#### Data for this exercise:
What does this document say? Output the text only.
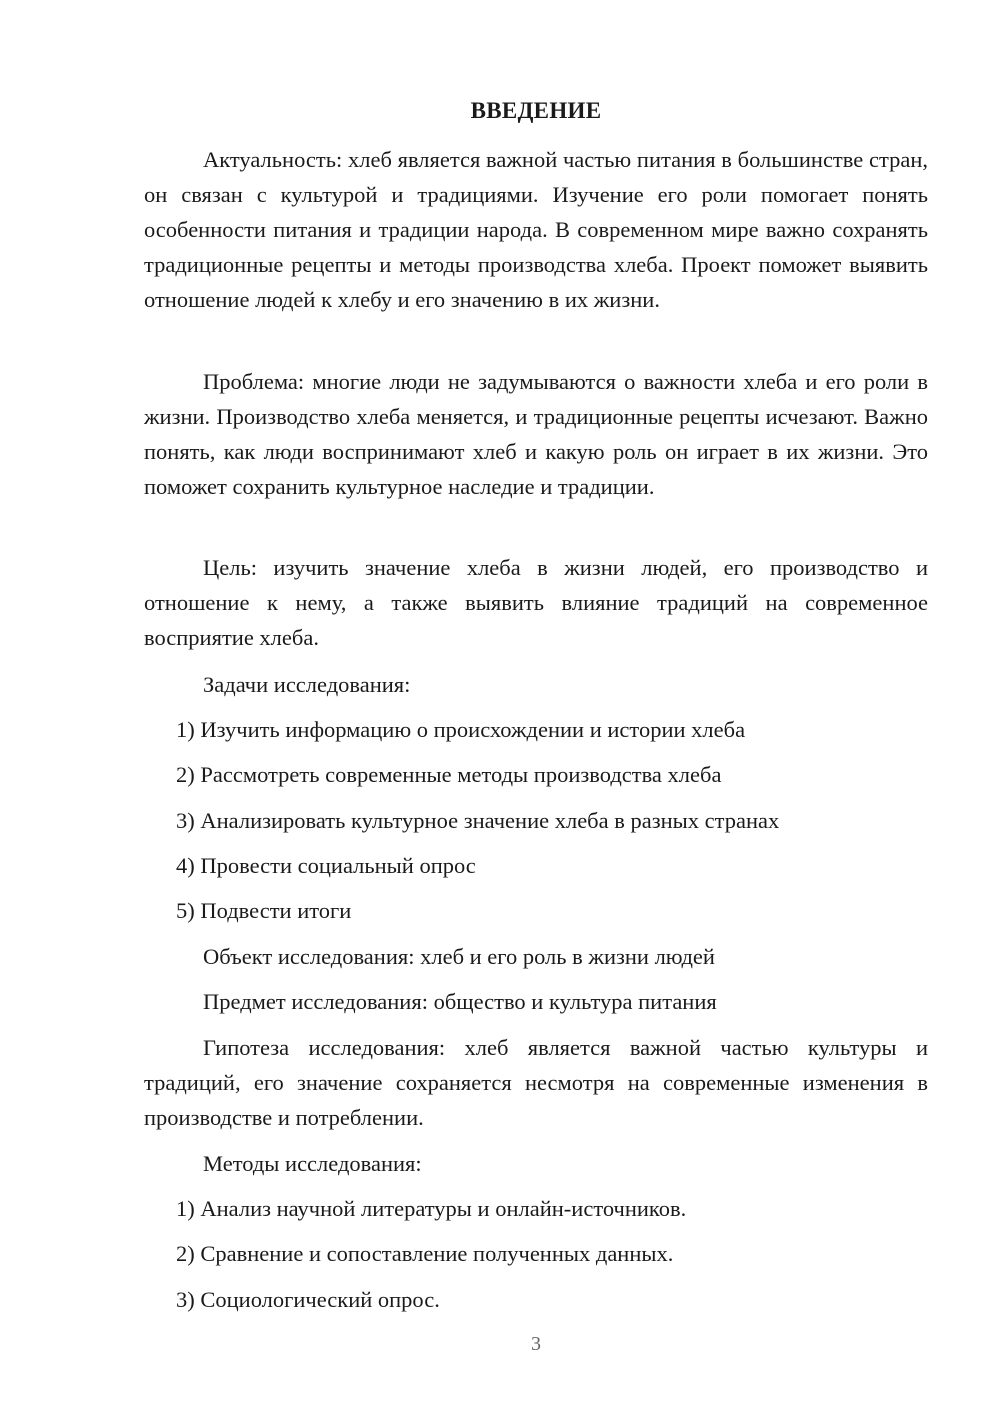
ВВЕДЕНИЕ

Актуальность: хлеб является важной частью питания в большинстве стран, он связан с культурой и традициями. Изучение его роли помогает понять особенности питания и традиции народа. В современном мире важно сохранять традиционные рецепты и методы производства хлеба. Проект поможет выявить отношение людей к хлебу и его значению в их жизни.

Проблема: многие люди не задумываются о важности хлеба и его роли в жизни. Производство хлеба меняется, и традиционные рецепты исчезают. Важно понять, как люди воспринимают хлеб и какую роль он играет в их жизни. Это поможет сохранить культурное наследие и традиции.

Цель: изучить значение хлеба в жизни людей, его производство и отношение к нему, а также выявить влияние традиций на современное восприятие хлеба.

Задачи исследования:

1) Изучить информацию о происхождении и истории хлеба

2) Рассмотреть современные методы производства хлеба

3) Анализировать культурное значение хлеба в разных странах

4) Провести социальный опрос

5) Подвести итоги

Объект исследования: хлеб и его роль в жизни людей

Предмет исследования: общество и культура питания

Гипотеза исследования: хлеб является важной частью культуры и традиций, его значение сохраняется несмотря на современные изменения в производстве и потреблении.

Методы исследования:

1) Анализ научной литературы и онлайн-источников.

2) Сравнение и сопоставление полученных данных.

3) Социологический опрос.

3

#### Exercise task:
Identify the lines in the entries above that contain "традиционные", then copy them out.

#### Exercise result:
Актуальность: хлеб является важной частью питания в большинстве стран, он связан с культурой и традициями. Изучение его роли помогает понять особенности питания и традиции народа. В современном мире важно сохранять традиционные рецепты и методы производства хлеба. Проект поможет выявить отношение людей к хлебу и его значению в их жизни.
Проблема: многие люди не задумываются о важности хлеба и его роли в жизни. Производство хлеба меняется, и традиционные рецепты исчезают. Важно понять, как люди воспринимают хлеб и какую роль он играет в их жизни. Это поможет сохранить культурное наследие и традиции.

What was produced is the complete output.